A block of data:

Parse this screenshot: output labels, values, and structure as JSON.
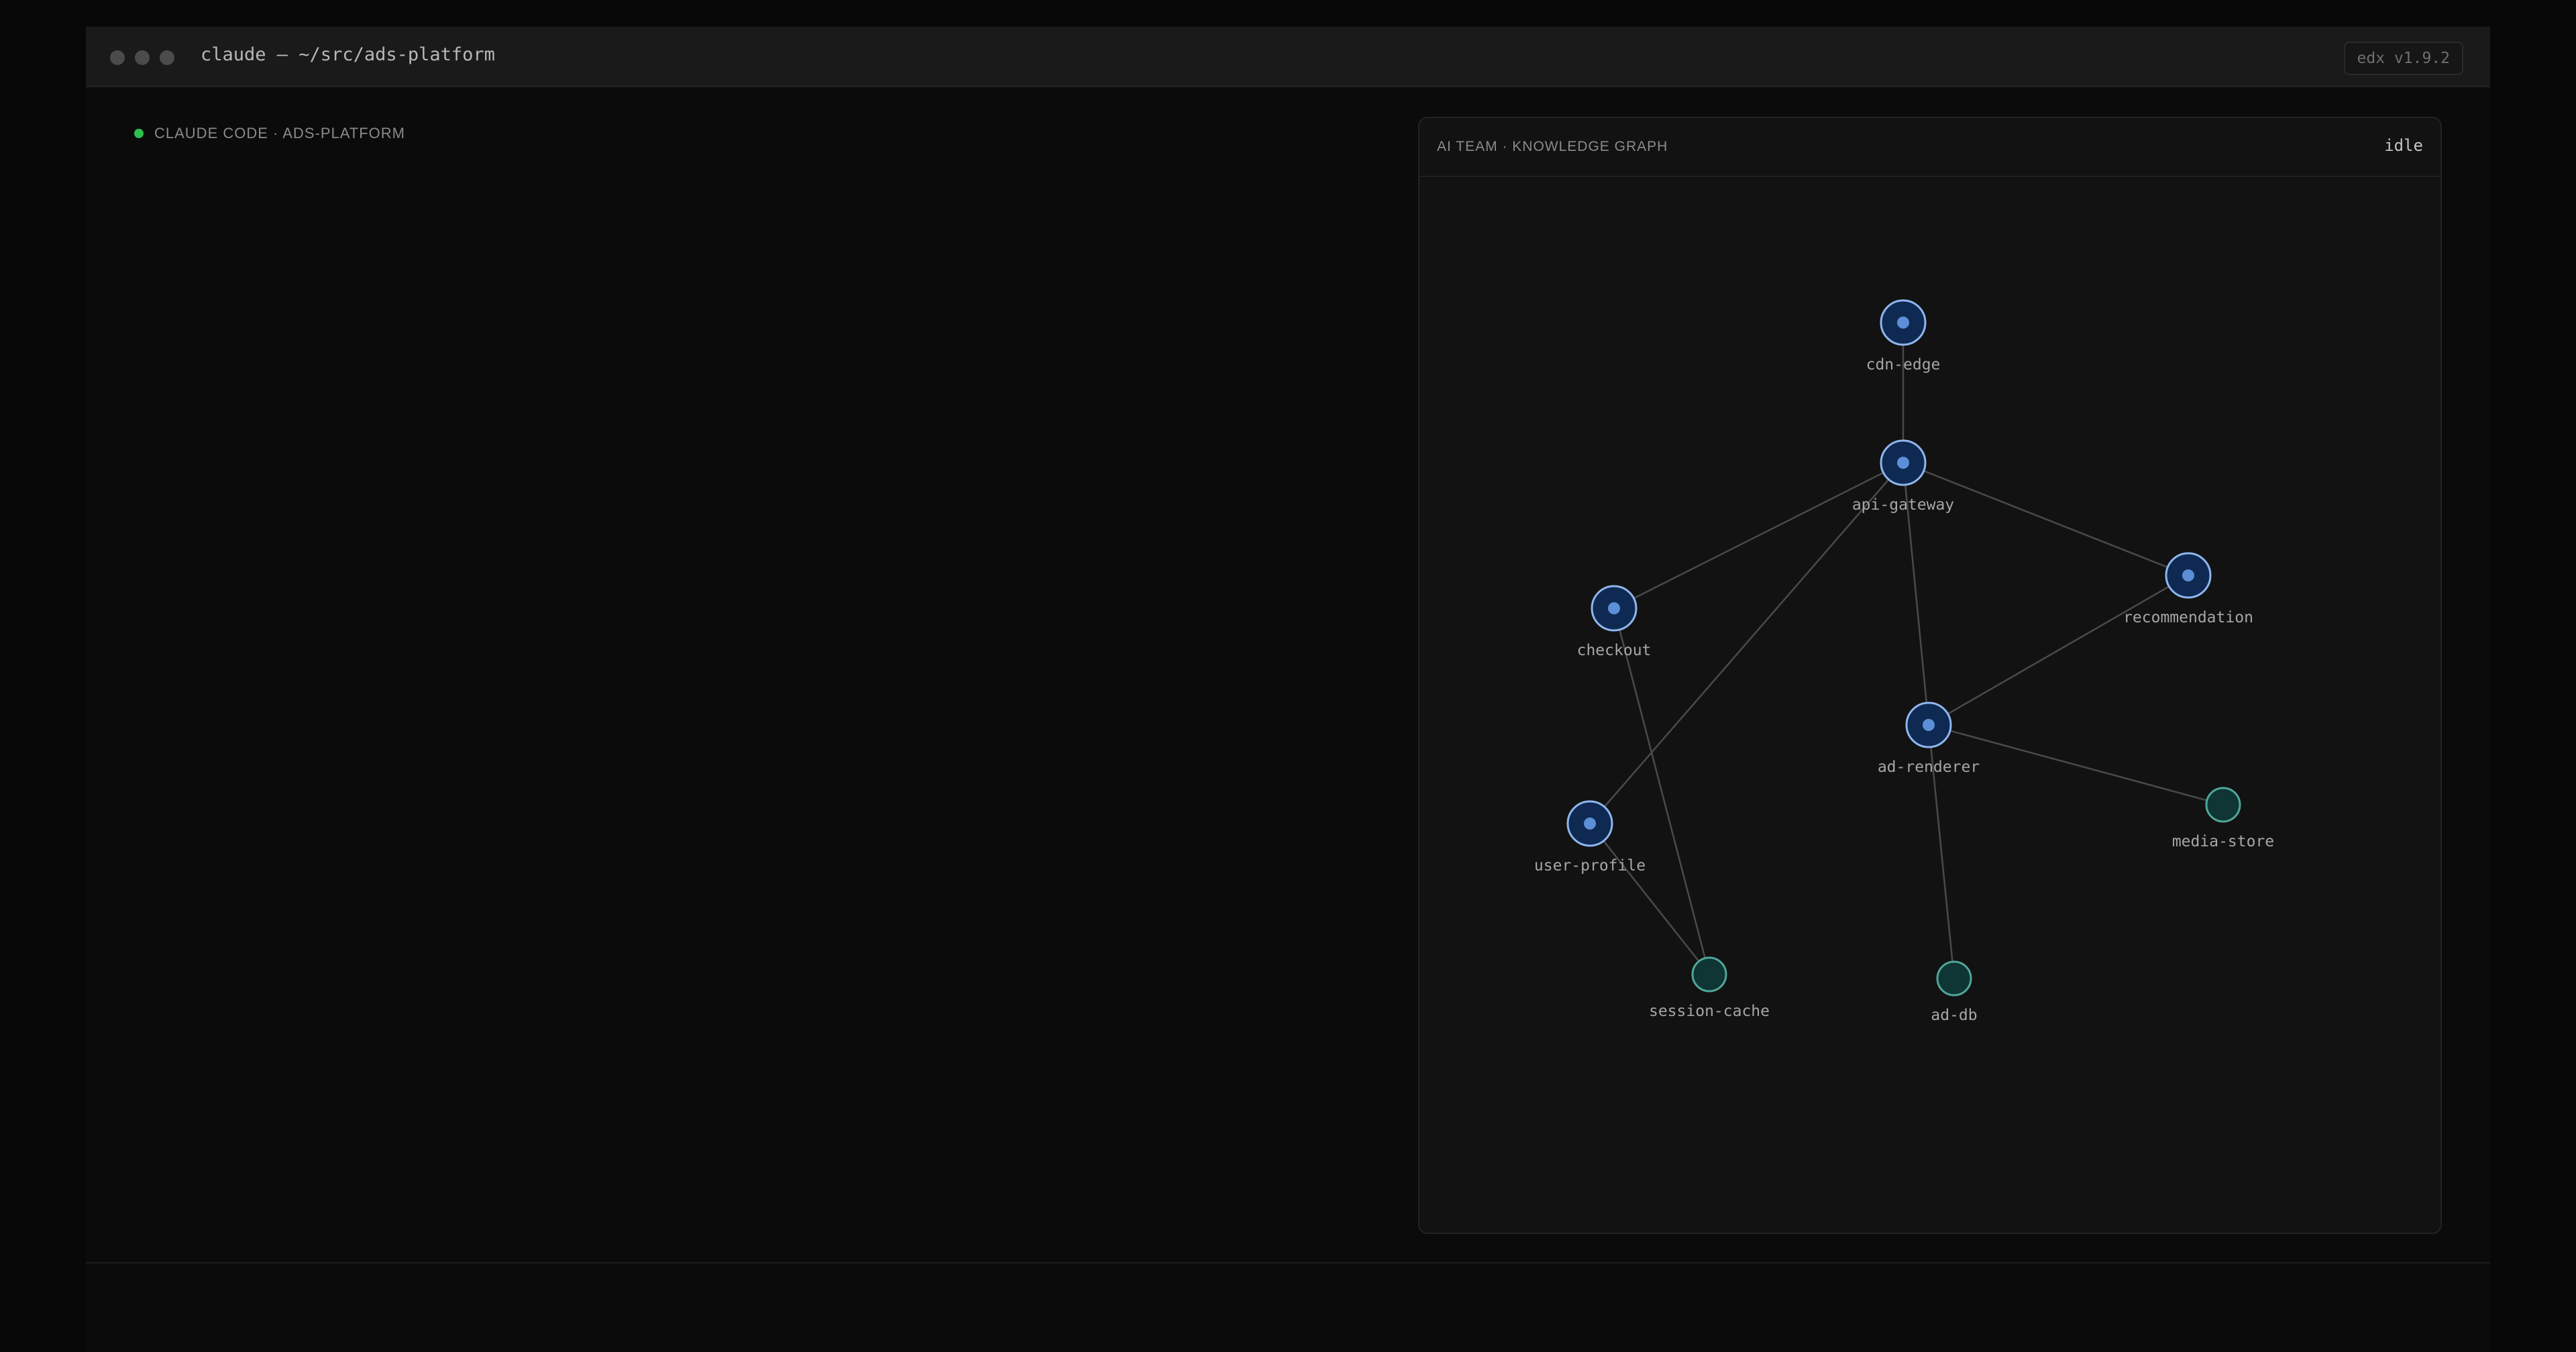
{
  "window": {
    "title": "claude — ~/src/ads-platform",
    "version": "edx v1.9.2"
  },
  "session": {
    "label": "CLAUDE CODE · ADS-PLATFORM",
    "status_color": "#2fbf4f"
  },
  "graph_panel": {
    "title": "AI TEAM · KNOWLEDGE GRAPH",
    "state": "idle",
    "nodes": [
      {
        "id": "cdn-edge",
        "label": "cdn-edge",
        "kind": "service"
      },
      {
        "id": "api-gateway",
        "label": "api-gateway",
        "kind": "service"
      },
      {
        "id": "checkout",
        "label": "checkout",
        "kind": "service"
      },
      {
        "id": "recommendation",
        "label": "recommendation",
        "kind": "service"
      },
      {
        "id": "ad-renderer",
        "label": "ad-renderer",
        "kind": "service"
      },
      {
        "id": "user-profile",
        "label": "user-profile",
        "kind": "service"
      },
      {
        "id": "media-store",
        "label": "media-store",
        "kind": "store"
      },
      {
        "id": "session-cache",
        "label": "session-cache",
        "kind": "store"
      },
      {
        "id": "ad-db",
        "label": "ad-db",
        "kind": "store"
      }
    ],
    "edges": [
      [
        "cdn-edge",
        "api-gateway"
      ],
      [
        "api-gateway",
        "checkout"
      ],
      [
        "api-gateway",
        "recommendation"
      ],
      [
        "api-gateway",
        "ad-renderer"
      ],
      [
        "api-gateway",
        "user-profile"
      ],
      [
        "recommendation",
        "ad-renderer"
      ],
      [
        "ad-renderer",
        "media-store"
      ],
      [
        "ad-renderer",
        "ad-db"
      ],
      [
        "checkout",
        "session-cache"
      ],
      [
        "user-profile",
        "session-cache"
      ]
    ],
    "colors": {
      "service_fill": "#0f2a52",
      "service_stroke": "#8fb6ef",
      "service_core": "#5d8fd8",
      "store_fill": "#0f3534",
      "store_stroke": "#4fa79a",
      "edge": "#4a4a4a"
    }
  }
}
...
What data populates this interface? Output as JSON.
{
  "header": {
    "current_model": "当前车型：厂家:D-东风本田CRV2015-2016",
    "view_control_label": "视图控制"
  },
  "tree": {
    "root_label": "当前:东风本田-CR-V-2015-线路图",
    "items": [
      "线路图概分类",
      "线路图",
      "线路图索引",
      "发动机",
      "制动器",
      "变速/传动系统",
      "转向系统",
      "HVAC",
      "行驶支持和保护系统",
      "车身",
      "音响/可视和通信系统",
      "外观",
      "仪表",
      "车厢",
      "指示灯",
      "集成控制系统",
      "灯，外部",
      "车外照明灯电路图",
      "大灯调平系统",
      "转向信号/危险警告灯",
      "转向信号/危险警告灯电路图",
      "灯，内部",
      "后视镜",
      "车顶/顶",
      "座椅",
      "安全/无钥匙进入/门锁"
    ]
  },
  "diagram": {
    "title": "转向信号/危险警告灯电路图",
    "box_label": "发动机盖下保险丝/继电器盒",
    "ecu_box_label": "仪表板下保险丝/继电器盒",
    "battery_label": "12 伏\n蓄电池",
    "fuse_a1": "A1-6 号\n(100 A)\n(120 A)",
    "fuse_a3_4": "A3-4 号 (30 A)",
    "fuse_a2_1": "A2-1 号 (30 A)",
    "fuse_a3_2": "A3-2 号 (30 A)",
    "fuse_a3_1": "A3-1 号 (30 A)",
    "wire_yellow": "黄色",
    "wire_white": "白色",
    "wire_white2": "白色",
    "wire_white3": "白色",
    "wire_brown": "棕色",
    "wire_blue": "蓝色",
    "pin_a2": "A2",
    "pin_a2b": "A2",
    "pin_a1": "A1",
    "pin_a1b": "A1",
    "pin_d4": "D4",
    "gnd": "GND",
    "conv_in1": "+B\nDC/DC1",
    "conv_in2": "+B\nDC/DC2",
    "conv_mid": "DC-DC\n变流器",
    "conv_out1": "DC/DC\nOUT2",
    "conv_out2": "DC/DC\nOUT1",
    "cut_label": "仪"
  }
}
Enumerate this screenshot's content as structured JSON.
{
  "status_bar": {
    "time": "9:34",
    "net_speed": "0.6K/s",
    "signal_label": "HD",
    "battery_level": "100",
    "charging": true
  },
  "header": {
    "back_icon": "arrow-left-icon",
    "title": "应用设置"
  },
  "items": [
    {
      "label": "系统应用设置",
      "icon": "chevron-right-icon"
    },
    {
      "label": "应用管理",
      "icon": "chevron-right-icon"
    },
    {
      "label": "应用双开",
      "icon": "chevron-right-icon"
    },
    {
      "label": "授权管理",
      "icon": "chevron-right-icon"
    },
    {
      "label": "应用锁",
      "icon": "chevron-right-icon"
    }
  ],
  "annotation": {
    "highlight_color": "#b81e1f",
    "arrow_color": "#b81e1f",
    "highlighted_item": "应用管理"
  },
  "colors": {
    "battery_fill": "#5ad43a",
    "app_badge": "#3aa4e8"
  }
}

TASK:
Count each line of the entries that holds the word "转向信号", then state the total and nothing more.

SOLVED EXERCISE:
3